Stated problem: Give every entry again, word for word and in full.

• • • • • • •

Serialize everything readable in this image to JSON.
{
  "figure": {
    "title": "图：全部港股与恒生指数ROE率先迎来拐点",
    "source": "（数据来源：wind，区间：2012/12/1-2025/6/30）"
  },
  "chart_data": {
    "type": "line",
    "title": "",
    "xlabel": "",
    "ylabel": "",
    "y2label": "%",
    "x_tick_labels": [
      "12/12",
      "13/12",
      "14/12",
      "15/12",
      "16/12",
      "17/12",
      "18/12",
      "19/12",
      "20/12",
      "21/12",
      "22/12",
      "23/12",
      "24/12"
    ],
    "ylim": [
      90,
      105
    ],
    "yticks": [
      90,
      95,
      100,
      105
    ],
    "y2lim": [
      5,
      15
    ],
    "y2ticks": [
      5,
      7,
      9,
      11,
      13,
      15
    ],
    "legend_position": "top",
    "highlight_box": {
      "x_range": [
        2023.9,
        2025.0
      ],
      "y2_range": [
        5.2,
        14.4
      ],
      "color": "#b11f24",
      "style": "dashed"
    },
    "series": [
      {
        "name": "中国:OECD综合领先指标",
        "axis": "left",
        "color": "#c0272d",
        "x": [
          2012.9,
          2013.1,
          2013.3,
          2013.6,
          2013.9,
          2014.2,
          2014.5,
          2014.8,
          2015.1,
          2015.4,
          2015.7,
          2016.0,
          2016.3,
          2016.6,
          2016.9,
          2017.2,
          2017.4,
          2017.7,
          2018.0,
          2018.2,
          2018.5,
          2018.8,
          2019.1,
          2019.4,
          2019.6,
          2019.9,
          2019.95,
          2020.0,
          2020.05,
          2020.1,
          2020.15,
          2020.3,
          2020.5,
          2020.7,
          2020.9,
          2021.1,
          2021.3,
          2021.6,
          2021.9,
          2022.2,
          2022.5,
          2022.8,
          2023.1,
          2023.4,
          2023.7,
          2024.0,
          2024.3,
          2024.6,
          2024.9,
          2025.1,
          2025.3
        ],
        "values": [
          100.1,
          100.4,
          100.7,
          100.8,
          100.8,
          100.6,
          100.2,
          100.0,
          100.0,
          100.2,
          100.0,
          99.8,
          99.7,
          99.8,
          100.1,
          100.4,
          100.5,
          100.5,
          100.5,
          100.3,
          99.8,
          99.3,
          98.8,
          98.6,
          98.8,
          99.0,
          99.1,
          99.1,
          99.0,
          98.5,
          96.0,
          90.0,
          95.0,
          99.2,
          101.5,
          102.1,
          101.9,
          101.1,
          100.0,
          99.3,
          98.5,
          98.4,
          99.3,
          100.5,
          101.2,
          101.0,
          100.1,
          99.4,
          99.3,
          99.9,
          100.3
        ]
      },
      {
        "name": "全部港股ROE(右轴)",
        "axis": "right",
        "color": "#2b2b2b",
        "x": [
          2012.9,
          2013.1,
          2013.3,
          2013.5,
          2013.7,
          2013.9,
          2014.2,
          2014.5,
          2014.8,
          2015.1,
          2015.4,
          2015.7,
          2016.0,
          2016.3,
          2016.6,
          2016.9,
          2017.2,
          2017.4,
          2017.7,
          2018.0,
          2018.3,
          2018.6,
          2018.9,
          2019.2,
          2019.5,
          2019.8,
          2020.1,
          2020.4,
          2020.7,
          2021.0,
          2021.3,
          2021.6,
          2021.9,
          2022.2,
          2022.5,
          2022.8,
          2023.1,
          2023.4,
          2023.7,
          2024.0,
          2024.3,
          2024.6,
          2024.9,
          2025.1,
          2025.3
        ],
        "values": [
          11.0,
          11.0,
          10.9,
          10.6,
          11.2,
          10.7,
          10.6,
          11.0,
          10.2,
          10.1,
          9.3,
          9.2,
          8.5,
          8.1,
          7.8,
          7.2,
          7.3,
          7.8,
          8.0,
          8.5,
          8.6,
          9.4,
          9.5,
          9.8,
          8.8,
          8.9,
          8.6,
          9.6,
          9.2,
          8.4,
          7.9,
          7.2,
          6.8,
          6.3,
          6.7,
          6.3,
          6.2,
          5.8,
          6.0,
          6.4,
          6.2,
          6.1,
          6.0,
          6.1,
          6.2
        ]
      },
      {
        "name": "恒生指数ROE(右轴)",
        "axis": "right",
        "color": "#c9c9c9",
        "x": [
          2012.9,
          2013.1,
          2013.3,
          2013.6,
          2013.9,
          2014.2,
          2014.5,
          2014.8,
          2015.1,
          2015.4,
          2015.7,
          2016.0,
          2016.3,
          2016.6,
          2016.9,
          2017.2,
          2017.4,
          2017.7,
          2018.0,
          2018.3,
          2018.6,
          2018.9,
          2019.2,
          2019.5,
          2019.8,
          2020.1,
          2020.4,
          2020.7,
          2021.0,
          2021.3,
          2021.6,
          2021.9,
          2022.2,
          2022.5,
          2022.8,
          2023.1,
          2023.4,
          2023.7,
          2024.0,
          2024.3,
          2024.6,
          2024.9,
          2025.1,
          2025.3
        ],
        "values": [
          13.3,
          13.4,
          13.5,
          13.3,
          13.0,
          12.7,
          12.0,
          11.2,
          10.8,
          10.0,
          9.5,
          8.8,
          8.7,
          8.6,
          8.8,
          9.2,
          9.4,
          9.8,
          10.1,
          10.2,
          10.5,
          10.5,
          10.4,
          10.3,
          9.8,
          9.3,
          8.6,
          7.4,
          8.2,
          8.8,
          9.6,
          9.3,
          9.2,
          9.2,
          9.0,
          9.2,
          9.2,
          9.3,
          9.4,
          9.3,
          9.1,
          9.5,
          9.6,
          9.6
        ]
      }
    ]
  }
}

• • • • • • •

Result below:
Serialize everything readable in this image to JSON.
{
  "figure": {
    "title": "图：全部港股与恒生指数ROE率先迎来拐点",
    "source": "（数据来源：wind，区间：2012/12/1-2025/6/30）"
  },
  "chart_data": {
    "type": "line",
    "title": "",
    "xlabel": "",
    "ylabel": "",
    "y2label": "%",
    "x_tick_labels": [
      "12/12",
      "13/12",
      "14/12",
      "15/12",
      "16/12",
      "17/12",
      "18/12",
      "19/12",
      "20/12",
      "21/12",
      "22/12",
      "23/12",
      "24/12"
    ],
    "ylim": [
      90,
      105
    ],
    "yticks": [
      90,
      95,
      100,
      105
    ],
    "y2lim": [
      5,
      15
    ],
    "y2ticks": [
      5,
      7,
      9,
      11,
      13,
      15
    ],
    "legend_position": "top",
    "highlight_box": {
      "x_range": [
        2023.9,
        2025.0
      ],
      "y2_range": [
        5.2,
        14.4
      ],
      "color": "#b11f24",
      "style": "dashed"
    },
    "series": [
      {
        "name": "中国:OECD综合领先指标",
        "axis": "left",
        "color": "#c0272d",
        "x": [
          2012.9,
          2013.1,
          2013.3,
          2013.6,
          2013.9,
          2014.2,
          2014.5,
          2014.8,
          2015.1,
          2015.4,
          2015.7,
          2016.0,
          2016.3,
          2016.6,
          2016.9,
          2017.2,
          2017.4,
          2017.7,
          2018.0,
          2018.2,
          2018.5,
          2018.8,
          2019.1,
          2019.4,
          2019.6,
          2019.9,
          2019.95,
          2020.0,
          2020.05,
          2020.1,
          2020.15,
          2020.3,
          2020.5,
          2020.7,
          2020.9,
          2021.1,
          2021.3,
          2021.6,
          2021.9,
          2022.2,
          2022.5,
          2022.8,
          2023.1,
          2023.4,
          2023.7,
          2024.0,
          2024.3,
          2024.6,
          2024.9,
          2025.1,
          2025.3
        ],
        "values": [
          100.1,
          100.4,
          100.7,
          100.8,
          100.8,
          100.6,
          100.2,
          100.0,
          100.0,
          100.2,
          100.0,
          99.8,
          99.7,
          99.8,
          100.1,
          100.4,
          100.5,
          100.5,
          100.5,
          100.3,
          99.8,
          99.3,
          98.8,
          98.6,
          98.8,
          99.0,
          99.1,
          99.1,
          99.0,
          98.5,
          96.0,
          90.0,
          95.0,
          99.2,
          101.5,
          102.1,
          101.9,
          101.1,
          100.0,
          99.3,
          98.5,
          98.4,
          99.3,
          100.5,
          101.2,
          101.0,
          100.1,
          99.4,
          99.3,
          99.9,
          100.3
        ]
      },
      {
        "name": "全部港股ROE(右轴)",
        "axis": "right",
        "color": "#2b2b2b",
        "x": [
          2012.9,
          2013.1,
          2013.3,
          2013.5,
          2013.7,
          2013.9,
          2014.2,
          2014.5,
          2014.8,
          2015.1,
          2015.4,
          2015.7,
          2016.0,
          2016.3,
          2016.6,
          2016.9,
          2017.2,
          2017.4,
          2017.7,
          2018.0,
          2018.3,
          2018.6,
          2018.9,
          2019.2,
          2019.5,
          2019.8,
          2020.1,
          2020.4,
          2020.7,
          2021.0,
          2021.3,
          2021.6,
          2021.9,
          2022.2,
          2022.5,
          2022.8,
          2023.1,
          2023.4,
          2023.7,
          2024.0,
          2024.3,
          2024.6,
          2024.9,
          2025.1,
          2025.3
        ],
        "values": [
          11.0,
          11.0,
          10.9,
          10.6,
          11.2,
          10.7,
          10.6,
          11.0,
          10.2,
          10.1,
          9.3,
          9.2,
          8.5,
          8.1,
          7.8,
          7.2,
          7.3,
          7.8,
          8.0,
          8.5,
          8.6,
          9.4,
          9.5,
          9.8,
          8.8,
          8.9,
          8.6,
          9.6,
          9.2,
          8.4,
          7.9,
          7.2,
          6.8,
          6.3,
          6.7,
          6.3,
          6.2,
          5.8,
          6.0,
          6.4,
          6.2,
          6.1,
          6.0,
          6.1,
          6.2
        ]
      },
      {
        "name": "恒生指数ROE(右轴)",
        "axis": "right",
        "color": "#c9c9c9",
        "x": [
          2012.9,
          2013.1,
          2013.3,
          2013.6,
          2013.9,
          2014.2,
          2014.5,
          2014.8,
          2015.1,
          2015.4,
          2015.7,
          2016.0,
          2016.3,
          2016.6,
          2016.9,
          2017.2,
          2017.4,
          2017.7,
          2018.0,
          2018.3,
          2018.6,
          2018.9,
          2019.2,
          2019.5,
          2019.8,
          2020.1,
          2020.4,
          2020.7,
          2021.0,
          2021.3,
          2021.6,
          2021.9,
          2022.2,
          2022.5,
          2022.8,
          2023.1,
          2023.4,
          2023.7,
          2024.0,
          2024.3,
          2024.6,
          2024.9,
          2025.1,
          2025.3
        ],
        "values": [
          13.3,
          13.4,
          13.5,
          13.3,
          13.0,
          12.7,
          12.0,
          11.2,
          10.8,
          10.0,
          9.5,
          8.8,
          8.7,
          8.6,
          8.8,
          9.2,
          9.4,
          9.8,
          10.1,
          10.2,
          10.5,
          10.5,
          10.4,
          10.3,
          9.8,
          9.3,
          8.6,
          7.4,
          8.2,
          8.8,
          9.6,
          9.3,
          9.2,
          9.2,
          9.0,
          9.2,
          9.2,
          9.3,
          9.4,
          9.3,
          9.1,
          9.5,
          9.6,
          9.6
        ]
      }
    ]
  }
}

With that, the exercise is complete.